Information shown:
• • • • • • •

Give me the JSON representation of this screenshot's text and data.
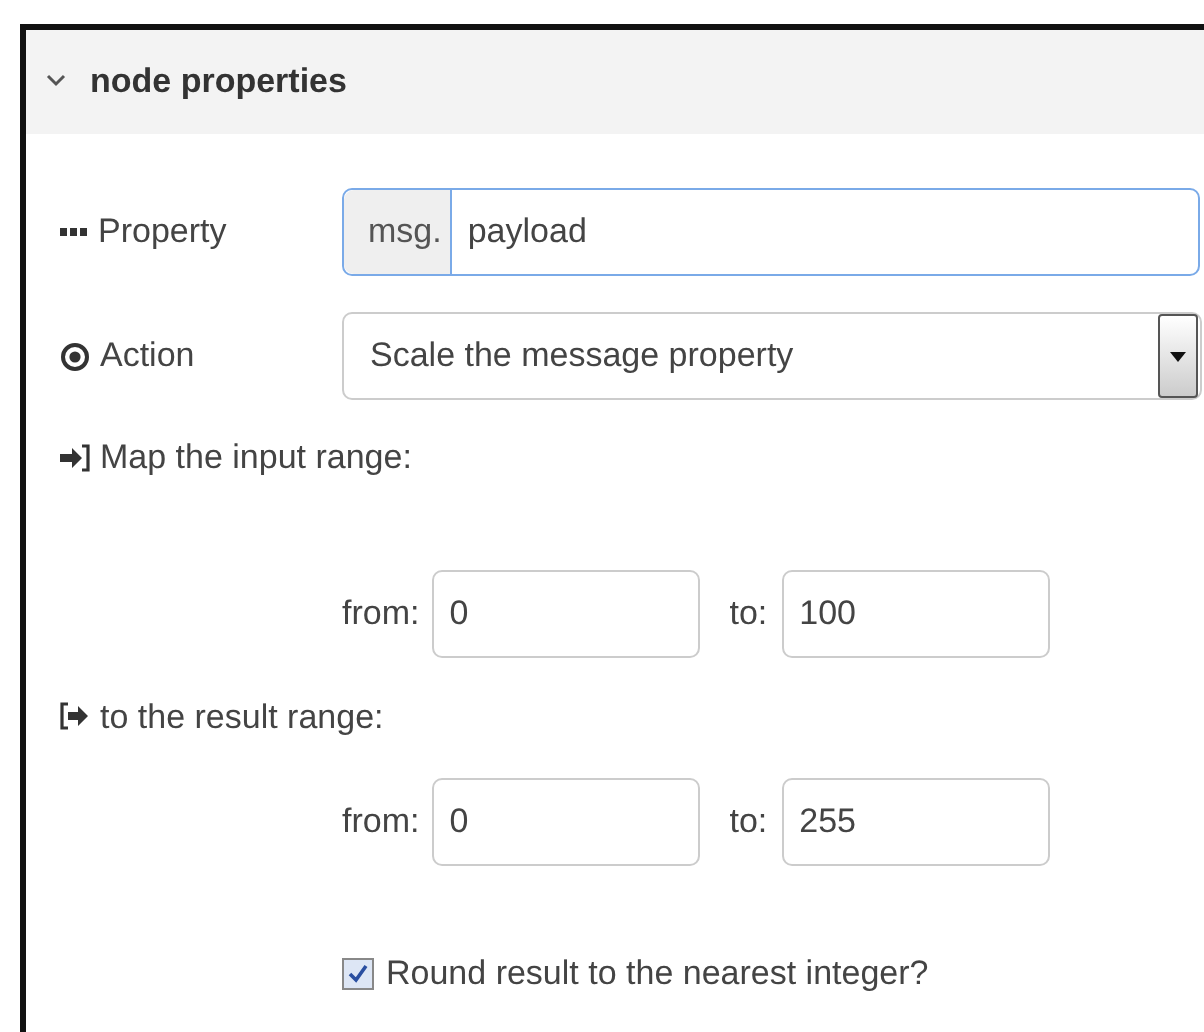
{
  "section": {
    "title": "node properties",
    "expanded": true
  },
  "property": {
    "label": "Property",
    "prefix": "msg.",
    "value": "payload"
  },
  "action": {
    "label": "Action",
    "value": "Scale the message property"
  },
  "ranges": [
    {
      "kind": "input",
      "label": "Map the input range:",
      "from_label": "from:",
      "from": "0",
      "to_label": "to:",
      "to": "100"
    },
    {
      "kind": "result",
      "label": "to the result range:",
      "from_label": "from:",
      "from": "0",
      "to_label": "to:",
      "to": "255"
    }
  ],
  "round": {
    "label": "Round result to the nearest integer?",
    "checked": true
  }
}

• • • • • • •

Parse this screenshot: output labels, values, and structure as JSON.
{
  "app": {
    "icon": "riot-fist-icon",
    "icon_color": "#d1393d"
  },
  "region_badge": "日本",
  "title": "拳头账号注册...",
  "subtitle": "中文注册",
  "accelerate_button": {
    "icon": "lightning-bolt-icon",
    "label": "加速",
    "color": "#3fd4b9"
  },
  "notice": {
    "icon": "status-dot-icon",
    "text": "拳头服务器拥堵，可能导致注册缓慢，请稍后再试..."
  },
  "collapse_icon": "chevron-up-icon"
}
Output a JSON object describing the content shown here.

• • • • • • •

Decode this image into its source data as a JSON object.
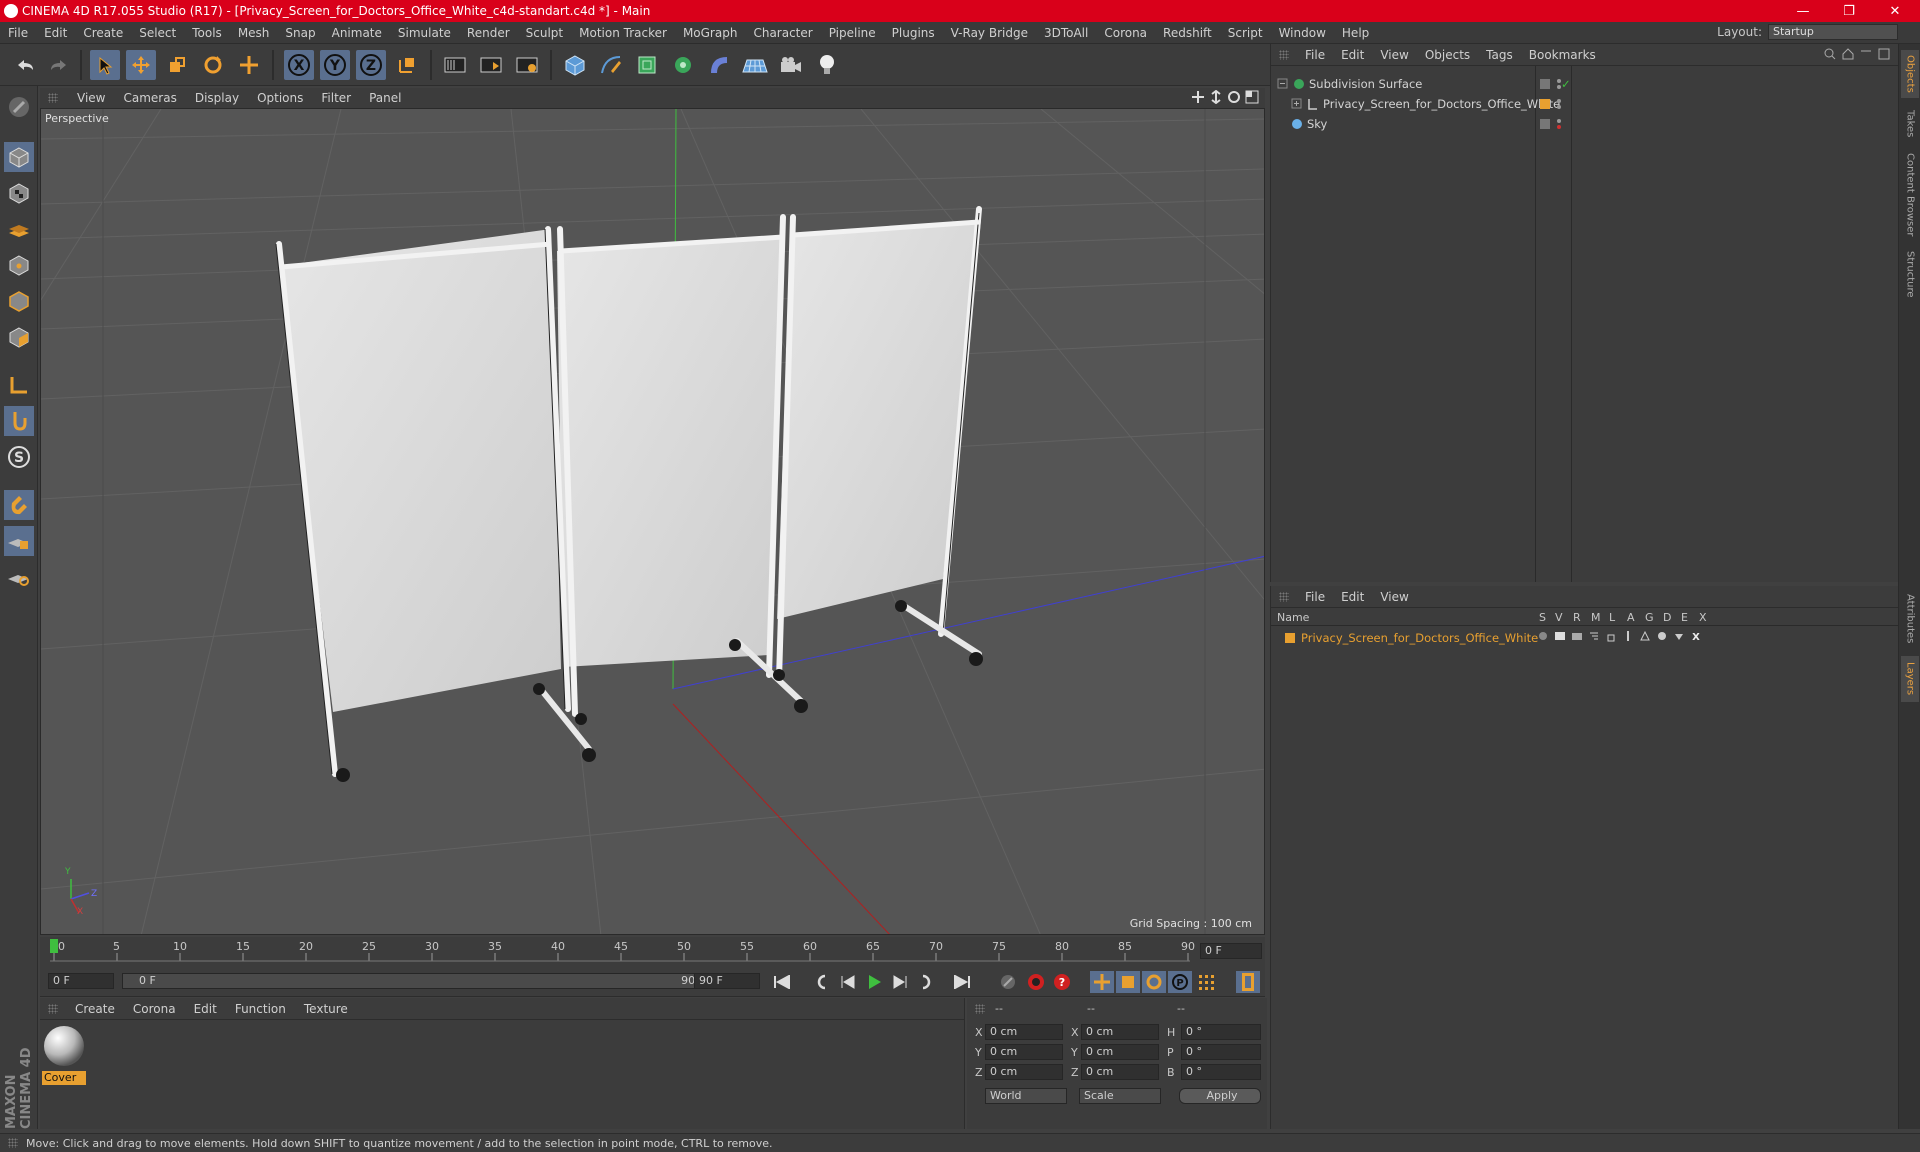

• • • • • • •

The task: Reproduce, exactly as written, the stretch of lines whose first line is the one with "Parse this screenshot: output" and whose last line is the one with "Output a JSON".

Final result:
Parse this screenshot: output labels, values, and structure as JSON.
{
  "app": {
    "icon": "riot-fist-icon",
    "icon_color": "#d1393d"
  },
  "region_badge": "日本",
  "title": "拳头账号注册...",
  "subtitle": "中文注册",
  "accelerate_button": {
    "icon": "lightning-bolt-icon",
    "label": "加速",
    "color": "#3fd4b9"
  },
  "notice": {
    "icon": "status-dot-icon",
    "text": "拳头服务器拥堵，可能导致注册缓慢，请稍后再试..."
  },
  "collapse_icon": "chevron-up-icon"
}
Output a JSON object describing the content shown here.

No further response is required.